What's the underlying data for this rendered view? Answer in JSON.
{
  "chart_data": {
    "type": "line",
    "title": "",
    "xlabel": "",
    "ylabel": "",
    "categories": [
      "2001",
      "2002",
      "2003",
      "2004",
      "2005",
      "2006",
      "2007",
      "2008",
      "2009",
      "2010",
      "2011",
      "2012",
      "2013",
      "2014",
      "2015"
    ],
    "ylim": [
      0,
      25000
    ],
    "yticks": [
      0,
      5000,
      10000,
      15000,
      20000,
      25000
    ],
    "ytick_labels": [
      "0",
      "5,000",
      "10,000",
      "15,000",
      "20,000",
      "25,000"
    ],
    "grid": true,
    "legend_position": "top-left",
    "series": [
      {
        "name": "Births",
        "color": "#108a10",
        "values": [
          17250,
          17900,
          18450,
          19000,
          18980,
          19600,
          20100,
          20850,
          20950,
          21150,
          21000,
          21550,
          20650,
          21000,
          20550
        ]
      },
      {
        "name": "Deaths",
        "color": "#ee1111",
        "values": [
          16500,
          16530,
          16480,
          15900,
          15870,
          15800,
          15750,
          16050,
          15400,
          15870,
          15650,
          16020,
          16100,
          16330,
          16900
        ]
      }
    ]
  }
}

============================================================

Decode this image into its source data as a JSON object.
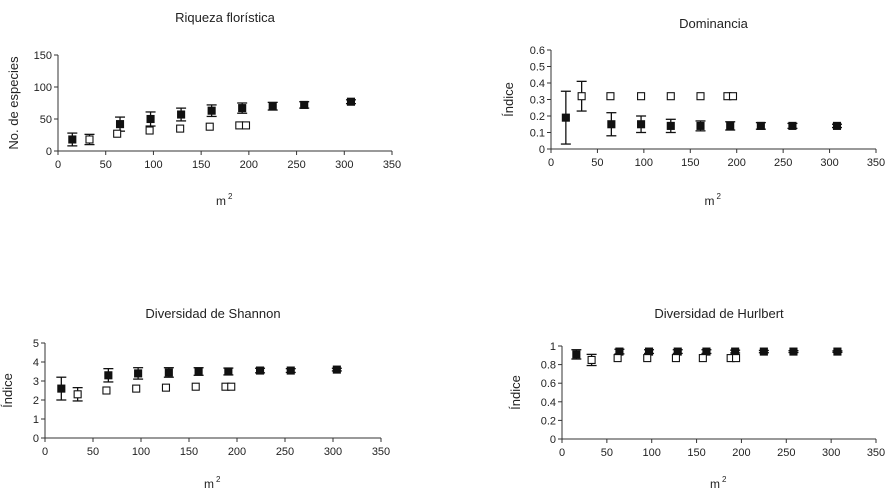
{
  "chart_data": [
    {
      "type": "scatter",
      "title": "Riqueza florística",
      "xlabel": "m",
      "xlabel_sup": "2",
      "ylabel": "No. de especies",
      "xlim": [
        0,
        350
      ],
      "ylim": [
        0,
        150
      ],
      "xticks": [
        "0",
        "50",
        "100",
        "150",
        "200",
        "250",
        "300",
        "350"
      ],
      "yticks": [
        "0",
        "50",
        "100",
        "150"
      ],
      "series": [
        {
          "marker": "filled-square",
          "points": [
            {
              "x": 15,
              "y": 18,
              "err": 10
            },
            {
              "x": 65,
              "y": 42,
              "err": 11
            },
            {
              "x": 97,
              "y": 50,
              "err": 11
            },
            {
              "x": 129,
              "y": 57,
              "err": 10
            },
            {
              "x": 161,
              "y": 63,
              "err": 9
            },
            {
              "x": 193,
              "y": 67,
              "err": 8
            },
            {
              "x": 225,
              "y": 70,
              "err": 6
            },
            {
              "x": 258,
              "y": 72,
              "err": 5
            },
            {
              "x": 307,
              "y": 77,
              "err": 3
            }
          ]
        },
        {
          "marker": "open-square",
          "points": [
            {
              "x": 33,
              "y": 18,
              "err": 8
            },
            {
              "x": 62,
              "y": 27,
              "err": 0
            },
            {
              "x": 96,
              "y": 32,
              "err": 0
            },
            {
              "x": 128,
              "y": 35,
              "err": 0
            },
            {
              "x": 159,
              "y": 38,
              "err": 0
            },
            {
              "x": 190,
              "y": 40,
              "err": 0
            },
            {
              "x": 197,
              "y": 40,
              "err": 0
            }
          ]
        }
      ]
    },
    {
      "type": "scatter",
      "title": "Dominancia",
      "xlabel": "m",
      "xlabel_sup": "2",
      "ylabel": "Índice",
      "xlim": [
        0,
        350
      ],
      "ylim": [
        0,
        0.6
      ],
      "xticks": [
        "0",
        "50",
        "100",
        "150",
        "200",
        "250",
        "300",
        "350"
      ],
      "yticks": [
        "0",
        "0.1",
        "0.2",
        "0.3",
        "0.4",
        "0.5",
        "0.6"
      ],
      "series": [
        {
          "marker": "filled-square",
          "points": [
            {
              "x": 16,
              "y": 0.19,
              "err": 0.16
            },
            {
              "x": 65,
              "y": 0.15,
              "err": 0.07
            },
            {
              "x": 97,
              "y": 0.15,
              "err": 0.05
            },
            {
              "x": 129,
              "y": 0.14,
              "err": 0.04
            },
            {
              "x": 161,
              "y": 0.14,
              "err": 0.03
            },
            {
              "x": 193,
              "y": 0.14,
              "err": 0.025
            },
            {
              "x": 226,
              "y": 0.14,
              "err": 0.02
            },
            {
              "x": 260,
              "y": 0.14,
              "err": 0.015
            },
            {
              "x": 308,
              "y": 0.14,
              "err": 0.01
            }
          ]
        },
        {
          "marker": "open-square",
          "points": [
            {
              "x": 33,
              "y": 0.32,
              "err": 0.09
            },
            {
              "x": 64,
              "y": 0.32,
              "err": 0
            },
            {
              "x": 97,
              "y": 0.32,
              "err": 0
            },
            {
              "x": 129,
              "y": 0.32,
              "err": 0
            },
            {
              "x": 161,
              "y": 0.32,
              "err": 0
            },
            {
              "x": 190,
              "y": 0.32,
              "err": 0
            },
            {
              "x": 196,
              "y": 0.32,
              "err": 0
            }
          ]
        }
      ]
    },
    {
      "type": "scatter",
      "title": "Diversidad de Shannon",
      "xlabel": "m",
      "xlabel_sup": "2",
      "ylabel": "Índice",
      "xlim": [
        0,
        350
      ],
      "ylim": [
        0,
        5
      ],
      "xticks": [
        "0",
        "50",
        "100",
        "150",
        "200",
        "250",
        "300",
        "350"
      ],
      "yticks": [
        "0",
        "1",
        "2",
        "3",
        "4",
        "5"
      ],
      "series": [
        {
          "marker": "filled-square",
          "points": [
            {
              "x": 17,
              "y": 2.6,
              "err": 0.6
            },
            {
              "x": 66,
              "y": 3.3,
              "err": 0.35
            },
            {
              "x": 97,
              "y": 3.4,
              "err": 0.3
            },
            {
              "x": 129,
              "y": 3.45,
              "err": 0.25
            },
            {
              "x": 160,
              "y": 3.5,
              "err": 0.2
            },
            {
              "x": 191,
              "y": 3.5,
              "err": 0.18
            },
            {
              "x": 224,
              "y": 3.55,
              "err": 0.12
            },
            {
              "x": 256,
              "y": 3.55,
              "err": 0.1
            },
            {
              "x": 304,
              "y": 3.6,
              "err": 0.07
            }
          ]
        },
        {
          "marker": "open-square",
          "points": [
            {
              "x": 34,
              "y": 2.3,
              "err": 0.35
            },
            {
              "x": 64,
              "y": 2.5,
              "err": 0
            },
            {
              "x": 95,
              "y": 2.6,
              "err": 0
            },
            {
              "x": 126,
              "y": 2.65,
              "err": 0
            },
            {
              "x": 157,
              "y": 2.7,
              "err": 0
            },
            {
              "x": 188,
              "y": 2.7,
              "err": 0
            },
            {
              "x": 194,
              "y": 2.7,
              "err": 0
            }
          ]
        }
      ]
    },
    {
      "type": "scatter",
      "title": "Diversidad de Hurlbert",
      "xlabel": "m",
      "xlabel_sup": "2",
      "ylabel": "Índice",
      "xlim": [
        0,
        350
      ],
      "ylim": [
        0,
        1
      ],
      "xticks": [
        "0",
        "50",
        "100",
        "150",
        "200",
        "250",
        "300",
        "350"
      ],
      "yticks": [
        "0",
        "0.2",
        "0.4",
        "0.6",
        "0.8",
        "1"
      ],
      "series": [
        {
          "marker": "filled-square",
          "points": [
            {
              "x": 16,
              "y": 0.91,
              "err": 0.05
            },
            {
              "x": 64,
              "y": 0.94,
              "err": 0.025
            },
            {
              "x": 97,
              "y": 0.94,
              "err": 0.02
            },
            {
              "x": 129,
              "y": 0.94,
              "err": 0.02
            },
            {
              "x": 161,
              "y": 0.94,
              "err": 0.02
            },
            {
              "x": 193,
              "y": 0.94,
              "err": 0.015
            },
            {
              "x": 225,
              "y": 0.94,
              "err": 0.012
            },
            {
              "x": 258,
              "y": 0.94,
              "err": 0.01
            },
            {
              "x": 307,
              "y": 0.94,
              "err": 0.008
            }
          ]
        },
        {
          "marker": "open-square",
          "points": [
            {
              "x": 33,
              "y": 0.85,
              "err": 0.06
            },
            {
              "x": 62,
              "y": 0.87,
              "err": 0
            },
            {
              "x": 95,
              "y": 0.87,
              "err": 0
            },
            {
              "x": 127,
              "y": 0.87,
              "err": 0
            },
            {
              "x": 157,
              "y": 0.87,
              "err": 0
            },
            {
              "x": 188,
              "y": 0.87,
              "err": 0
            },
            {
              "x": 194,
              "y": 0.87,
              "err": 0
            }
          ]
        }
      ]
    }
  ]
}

============================================================

▶ [What you are asked to do]:
Return each line in the records that holds the string "JSON".

▶ [Task answer]:
What's the underlying data for this rendered view? Answer in JSON.
Decode this image into its source data as a JSON object.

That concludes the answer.